**EXERCISE**. The entries below need to be written out exactly, with no pictures included.

• • •

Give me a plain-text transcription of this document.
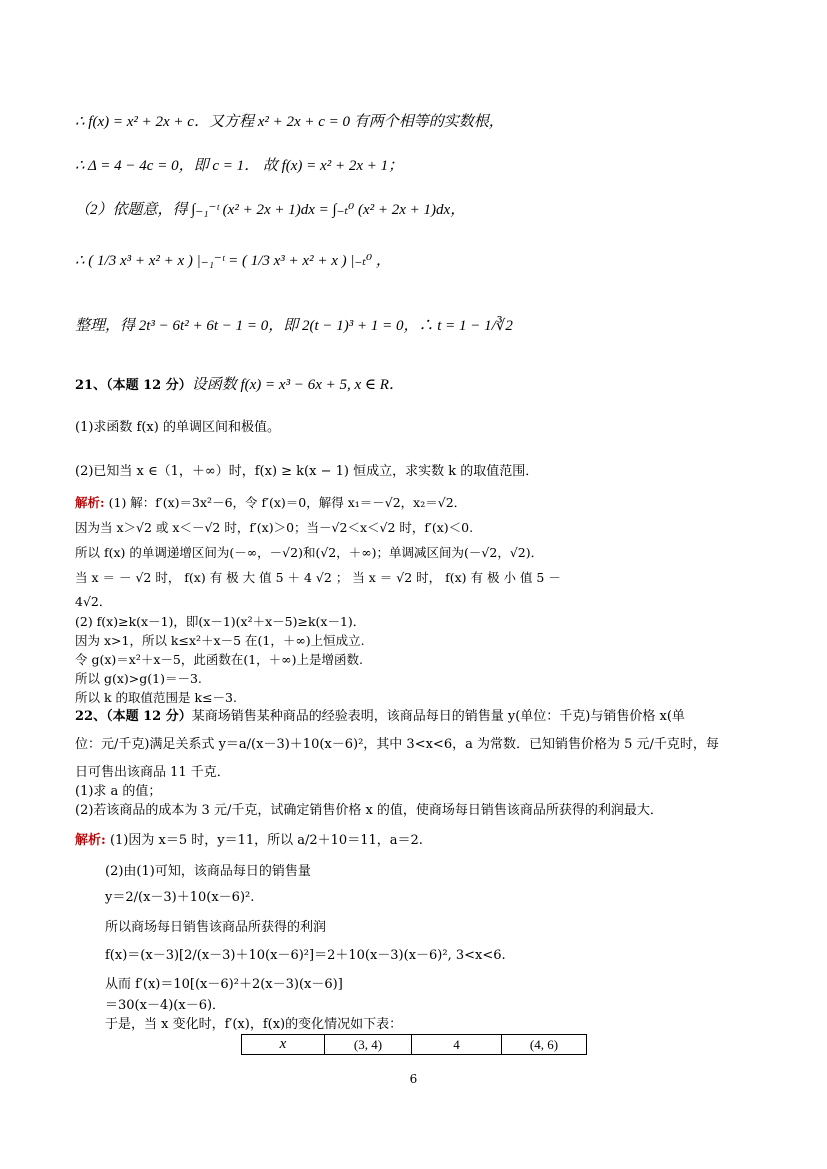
∴ f(x) = x² + 2x + c．又方程 x² + 2x + c = 0 有两个相等的实数根，
∴ Δ = 4 − 4c = 0，即 c = 1． 故 f(x) = x² + 2x + 1；
（2）依题意，得 ∫₋₁⁻ᵗ (x² + 2x + 1)dx = ∫₋ₜ⁰ (x² + 2x + 1)dx，
∴ ( 1/3 x³ + x² + x ) |₋₁⁻ᵗ = ( 1/3 x³ + x² + x ) |₋ₜ⁰ ，
整理，得 2t³ − 6t² + 6t − 1 = 0，即 2(t − 1)³ + 1 = 0，∴ t = 1 − 1/∛2
21、（本题 12 分）设函数 f(x) = x³ − 6x + 5, x ∈ R．
(1)求函数 f(x) 的单调区间和极值。
(2)已知当 x ∈（1，＋∞）时，f(x) ≥ k(x − 1) 恒成立，求实数 k 的取值范围．
解析: (1) 解：f′(x)＝3x²－6，令 f′(x)＝0，解得 x₁＝－√2，x₂＝√2．
因为当 x＞√2 或 x＜－√2 时，f′(x)＞0；当－√2＜x＜√2 时，f′(x)＜0.
所以 f(x) 的单调递增区间为(－∞，－√2)和(√2，＋∞)；单调减区间为(－√2，√2)．
当 x ＝ － √2 时， f(x) 有 极 大 值 5 ＋ 4 √2 ； 当 x ＝ √2 时， f(x) 有 极 小 值 5 －
4√2．
(2) f(x)≥k(x－1)，即(x－1)(x²＋x－5)≥k(x－1)．
因为 x>1，所以 k≤x²＋x－5 在(1，＋∞)上恒成立.
令 g(x)＝x²＋x－5，此函数在(1，＋∞)上是增函数.
所以 g(x)>g(1)＝－3.
所以 k 的取值范围是 k≤－3.
22、（本题 12 分）某商场销售某种商品的经验表明，该商品每日的销售量 y(单位：千克)与销售价格 x(单
位：元/千克)满足关系式 y＝a/(x－3)＋10(x－6)²，其中 3<x<6，a 为常数．已知销售价格为 5 元/千克时，每
日可售出该商品 11 千克．
(1)求 a 的值；
(2)若该商品的成本为 3 元/千克，试确定销售价格 x 的值，使商场每日销售该商品所获得的利润最大．
解析: (1)因为 x＝5 时，y＝11，所以 a/2＋10＝11，a＝2.
(2)由(1)可知，该商品每日的销售量
y＝2/(x－3)＋10(x－6)².
所以商场每日销售该商品所获得的利润
f(x)＝(x－3)[2/(x－3)＋10(x－6)²]＝2＋10(x－3)(x－6)², 3<x<6.
从而 f′(x)＝10[(x－6)²＋2(x－3)(x－6)]
＝30(x－4)(x－6)．
于是，当 x 变化时，f′(x)，f(x)的变化情况如下表：
x	(3, 4)	4	(4, 6)
6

• • •

**WRITTEN SOLUTION**.
Give me a plain-text transcription of this document.
∴ f(x) = x² + 2x + c．又方程 x² + 2x + c = 0 有两个相等的实数根，
∴ Δ = 4 − 4c = 0，即 c = 1． 故 f(x) = x² + 2x + 1；
（2）依题意，得 ∫₋₁⁻ᵗ (x² + 2x + 1)dx = ∫₋ₜ⁰ (x² + 2x + 1)dx，
∴ ( 1/3 x³ + x² + x ) |₋₁⁻ᵗ = ( 1/3 x³ + x² + x ) |₋ₜ⁰ ，
整理，得 2t³ − 6t² + 6t − 1 = 0，即 2(t − 1)³ + 1 = 0，∴ t = 1 − 1/∛2
21、（本题 12 分）设函数 f(x) = x³ − 6x + 5, x ∈ R．
(1)求函数 f(x) 的单调区间和极值。
(2)已知当 x ∈（1，＋∞）时，f(x) ≥ k(x − 1) 恒成立，求实数 k 的取值范围．
解析: (1) 解：f′(x)＝3x²－6，令 f′(x)＝0，解得 x₁＝－√2，x₂＝√2．
因为当 x＞√2 或 x＜－√2 时，f′(x)＞0；当－√2＜x＜√2 时，f′(x)＜0.
所以 f(x) 的单调递增区间为(－∞，－√2)和(√2，＋∞)；单调减区间为(－√2，√2)．
当 x ＝ － √2 时， f(x) 有 极 大 值 5 ＋ 4 √2 ； 当 x ＝ √2 时， f(x) 有 极 小 值 5 －
4√2．
(2) f(x)≥k(x－1)，即(x－1)(x²＋x－5)≥k(x－1)．
因为 x>1，所以 k≤x²＋x－5 在(1，＋∞)上恒成立.
令 g(x)＝x²＋x－5，此函数在(1，＋∞)上是增函数.
所以 g(x)>g(1)＝－3.
所以 k 的取值范围是 k≤－3.
22、（本题 12 分）某商场销售某种商品的经验表明，该商品每日的销售量 y(单位：千克)与销售价格 x(单
位：元/千克)满足关系式 y＝a/(x－3)＋10(x－6)²，其中 3<x<6，a 为常数．已知销售价格为 5 元/千克时，每
日可售出该商品 11 千克．
(1)求 a 的值；
(2)若该商品的成本为 3 元/千克，试确定销售价格 x 的值，使商场每日销售该商品所获得的利润最大．
解析: (1)因为 x＝5 时，y＝11，所以 a/2＋10＝11，a＝2.
(2)由(1)可知，该商品每日的销售量
y＝2/(x－3)＋10(x－6)².
所以商场每日销售该商品所获得的利润
f(x)＝(x－3)[2/(x－3)＋10(x－6)²]＝2＋10(x－3)(x－6)², 3<x<6.
从而 f′(x)＝10[(x－6)²＋2(x－3)(x－6)]
＝30(x－4)(x－6)．
于是，当 x 变化时，f′(x)，f(x)的变化情况如下表：
x	(3, 4)	4	(4, 6)
6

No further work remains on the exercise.